#### What you are asked to do
From the entries that follow, list every line in which the string "改为一般疑问句并作回答" appears.
───
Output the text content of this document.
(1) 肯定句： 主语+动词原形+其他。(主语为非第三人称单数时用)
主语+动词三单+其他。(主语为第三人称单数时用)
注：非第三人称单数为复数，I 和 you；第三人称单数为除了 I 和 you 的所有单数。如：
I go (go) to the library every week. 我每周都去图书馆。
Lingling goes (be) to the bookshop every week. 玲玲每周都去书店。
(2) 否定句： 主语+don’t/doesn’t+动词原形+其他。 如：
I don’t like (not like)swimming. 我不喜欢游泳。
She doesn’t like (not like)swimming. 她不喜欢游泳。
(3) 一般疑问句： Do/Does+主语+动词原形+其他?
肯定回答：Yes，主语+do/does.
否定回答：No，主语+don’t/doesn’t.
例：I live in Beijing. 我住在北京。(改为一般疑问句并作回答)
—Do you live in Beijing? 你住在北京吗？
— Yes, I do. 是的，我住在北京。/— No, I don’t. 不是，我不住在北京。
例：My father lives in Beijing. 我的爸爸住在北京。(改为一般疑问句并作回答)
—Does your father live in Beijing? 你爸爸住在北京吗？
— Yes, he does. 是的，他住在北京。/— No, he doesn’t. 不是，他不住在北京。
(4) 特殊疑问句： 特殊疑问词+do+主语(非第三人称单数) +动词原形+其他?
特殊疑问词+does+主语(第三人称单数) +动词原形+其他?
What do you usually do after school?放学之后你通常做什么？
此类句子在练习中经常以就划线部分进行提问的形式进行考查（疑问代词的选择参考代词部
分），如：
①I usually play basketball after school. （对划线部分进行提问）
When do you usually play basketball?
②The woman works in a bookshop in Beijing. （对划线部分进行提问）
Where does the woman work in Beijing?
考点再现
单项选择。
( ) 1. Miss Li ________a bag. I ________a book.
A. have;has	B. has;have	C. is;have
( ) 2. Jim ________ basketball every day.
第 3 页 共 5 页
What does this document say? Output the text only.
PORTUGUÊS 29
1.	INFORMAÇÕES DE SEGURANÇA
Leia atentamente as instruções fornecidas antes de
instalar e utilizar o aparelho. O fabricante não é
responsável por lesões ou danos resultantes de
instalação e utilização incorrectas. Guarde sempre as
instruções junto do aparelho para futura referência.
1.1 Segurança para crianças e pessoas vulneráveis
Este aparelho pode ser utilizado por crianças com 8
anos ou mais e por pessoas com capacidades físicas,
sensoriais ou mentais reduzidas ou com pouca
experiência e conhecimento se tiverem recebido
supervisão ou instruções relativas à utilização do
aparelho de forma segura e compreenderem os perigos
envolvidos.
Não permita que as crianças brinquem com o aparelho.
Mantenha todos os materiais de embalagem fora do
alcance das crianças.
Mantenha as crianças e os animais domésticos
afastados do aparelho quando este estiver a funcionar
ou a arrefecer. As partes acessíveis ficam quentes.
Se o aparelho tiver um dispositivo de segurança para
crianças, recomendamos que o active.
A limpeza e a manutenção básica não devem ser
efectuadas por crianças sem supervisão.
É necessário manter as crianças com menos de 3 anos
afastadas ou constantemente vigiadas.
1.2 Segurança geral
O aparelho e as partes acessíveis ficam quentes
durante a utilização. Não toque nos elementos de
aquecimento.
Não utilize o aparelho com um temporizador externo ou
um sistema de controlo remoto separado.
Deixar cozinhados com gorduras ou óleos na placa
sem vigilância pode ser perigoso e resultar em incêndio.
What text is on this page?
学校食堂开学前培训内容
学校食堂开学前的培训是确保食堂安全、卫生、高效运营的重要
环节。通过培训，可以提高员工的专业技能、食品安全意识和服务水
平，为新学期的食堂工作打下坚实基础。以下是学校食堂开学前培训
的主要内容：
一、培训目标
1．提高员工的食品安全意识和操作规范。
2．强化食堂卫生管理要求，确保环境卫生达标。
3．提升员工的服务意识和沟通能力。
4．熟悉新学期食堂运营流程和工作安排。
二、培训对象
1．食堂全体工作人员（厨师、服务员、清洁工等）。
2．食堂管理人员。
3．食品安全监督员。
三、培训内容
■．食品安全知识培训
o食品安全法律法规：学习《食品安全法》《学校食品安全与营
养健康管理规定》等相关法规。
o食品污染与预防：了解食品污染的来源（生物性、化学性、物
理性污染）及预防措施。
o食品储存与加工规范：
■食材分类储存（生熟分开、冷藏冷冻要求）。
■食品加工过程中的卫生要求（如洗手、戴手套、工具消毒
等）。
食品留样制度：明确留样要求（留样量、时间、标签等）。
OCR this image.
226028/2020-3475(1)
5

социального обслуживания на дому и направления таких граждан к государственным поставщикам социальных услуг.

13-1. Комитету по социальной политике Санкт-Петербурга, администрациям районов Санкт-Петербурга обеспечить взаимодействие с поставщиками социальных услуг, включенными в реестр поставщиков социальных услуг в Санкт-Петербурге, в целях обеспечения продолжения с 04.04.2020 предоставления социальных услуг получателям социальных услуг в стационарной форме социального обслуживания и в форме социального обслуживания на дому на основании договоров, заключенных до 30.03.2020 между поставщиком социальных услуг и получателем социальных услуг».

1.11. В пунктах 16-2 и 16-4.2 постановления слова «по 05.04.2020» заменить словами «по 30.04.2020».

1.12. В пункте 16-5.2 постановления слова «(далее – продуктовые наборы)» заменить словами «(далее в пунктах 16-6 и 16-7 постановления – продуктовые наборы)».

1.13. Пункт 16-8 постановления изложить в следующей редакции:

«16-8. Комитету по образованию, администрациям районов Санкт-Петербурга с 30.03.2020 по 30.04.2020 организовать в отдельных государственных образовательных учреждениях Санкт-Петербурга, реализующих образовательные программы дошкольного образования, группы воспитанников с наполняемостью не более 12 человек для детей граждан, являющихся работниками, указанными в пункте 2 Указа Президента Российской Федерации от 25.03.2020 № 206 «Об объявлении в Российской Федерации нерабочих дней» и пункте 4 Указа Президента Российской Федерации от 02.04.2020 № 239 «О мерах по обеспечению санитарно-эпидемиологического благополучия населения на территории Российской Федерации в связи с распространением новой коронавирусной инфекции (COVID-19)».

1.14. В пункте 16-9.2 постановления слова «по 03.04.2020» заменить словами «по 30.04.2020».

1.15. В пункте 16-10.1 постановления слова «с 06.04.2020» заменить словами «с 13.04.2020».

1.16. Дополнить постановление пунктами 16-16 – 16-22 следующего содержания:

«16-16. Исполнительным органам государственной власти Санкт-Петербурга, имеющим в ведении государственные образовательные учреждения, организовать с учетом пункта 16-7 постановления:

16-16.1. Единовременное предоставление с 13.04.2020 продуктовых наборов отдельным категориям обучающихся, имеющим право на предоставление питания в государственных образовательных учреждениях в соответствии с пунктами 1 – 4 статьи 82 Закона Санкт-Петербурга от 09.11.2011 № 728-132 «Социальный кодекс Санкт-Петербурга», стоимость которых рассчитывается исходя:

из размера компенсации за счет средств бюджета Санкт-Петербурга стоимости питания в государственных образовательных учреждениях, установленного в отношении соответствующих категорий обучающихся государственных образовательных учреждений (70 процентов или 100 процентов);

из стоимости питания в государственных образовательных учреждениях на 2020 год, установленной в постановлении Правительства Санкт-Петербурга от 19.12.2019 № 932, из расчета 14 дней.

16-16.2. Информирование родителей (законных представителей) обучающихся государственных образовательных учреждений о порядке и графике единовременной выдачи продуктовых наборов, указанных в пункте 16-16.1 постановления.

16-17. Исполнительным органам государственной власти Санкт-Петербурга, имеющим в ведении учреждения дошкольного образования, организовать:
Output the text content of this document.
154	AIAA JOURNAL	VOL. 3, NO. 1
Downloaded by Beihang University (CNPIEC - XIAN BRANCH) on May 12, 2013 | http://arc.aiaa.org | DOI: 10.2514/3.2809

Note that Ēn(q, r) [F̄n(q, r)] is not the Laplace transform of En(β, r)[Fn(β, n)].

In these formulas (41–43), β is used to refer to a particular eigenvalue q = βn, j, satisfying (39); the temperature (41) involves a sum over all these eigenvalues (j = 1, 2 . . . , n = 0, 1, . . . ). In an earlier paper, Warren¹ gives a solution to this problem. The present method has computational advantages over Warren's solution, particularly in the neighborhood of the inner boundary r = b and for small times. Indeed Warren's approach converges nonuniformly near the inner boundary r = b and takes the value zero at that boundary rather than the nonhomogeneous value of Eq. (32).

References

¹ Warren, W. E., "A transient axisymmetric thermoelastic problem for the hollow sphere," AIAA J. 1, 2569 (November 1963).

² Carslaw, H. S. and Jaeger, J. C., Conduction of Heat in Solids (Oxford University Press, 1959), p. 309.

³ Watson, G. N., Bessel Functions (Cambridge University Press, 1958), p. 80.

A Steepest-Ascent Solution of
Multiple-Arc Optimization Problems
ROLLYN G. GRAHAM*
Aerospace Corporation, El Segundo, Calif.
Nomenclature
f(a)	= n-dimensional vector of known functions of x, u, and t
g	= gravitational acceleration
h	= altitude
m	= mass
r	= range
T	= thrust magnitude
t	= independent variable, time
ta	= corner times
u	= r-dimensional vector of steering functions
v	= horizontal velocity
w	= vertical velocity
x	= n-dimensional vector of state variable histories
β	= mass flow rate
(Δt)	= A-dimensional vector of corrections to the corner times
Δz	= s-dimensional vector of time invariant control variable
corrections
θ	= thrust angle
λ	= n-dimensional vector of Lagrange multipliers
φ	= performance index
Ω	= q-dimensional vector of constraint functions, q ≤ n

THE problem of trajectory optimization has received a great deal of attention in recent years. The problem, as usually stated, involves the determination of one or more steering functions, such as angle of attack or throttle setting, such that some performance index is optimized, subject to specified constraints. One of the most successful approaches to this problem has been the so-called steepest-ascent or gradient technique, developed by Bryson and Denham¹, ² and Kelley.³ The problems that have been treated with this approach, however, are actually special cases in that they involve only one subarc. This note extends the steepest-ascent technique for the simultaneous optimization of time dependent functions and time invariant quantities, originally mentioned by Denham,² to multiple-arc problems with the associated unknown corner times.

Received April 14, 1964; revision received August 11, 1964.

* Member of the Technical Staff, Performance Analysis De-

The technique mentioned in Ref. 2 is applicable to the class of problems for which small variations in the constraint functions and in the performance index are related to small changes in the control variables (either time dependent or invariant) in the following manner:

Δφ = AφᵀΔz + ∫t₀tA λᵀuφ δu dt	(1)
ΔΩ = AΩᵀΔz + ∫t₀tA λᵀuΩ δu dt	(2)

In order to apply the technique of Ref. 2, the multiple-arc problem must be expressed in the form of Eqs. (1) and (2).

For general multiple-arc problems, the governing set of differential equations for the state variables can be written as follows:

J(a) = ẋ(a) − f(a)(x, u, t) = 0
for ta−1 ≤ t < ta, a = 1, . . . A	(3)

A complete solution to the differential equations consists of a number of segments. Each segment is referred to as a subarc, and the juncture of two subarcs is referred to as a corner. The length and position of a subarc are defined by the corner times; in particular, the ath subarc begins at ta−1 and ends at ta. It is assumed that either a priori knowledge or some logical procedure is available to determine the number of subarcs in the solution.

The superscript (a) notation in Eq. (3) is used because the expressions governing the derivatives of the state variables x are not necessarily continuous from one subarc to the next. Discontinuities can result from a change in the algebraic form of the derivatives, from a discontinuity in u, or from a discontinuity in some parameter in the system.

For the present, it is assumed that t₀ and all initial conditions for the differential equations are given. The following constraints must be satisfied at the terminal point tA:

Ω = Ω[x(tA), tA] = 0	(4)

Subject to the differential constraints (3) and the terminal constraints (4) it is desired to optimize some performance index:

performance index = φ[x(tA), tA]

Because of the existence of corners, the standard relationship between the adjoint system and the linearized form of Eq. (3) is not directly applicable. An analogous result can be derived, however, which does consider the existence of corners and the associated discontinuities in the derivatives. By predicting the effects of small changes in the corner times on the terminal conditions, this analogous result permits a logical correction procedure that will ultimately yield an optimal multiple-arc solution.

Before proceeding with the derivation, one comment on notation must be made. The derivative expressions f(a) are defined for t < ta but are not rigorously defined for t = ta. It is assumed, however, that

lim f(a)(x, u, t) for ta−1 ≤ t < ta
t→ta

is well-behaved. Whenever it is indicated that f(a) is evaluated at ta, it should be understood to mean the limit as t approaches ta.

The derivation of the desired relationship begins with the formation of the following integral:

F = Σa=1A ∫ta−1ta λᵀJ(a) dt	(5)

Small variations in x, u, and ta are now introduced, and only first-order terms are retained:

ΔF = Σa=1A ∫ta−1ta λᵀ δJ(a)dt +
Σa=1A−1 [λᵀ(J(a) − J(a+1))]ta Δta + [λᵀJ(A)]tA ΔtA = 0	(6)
───
#### Response to the task
例：I live in Beijing. 我住在北京。(改为一般疑问句并作回答)
例：My father lives in Beijing. 我的爸爸住在北京。(改为一般疑问句并作回答)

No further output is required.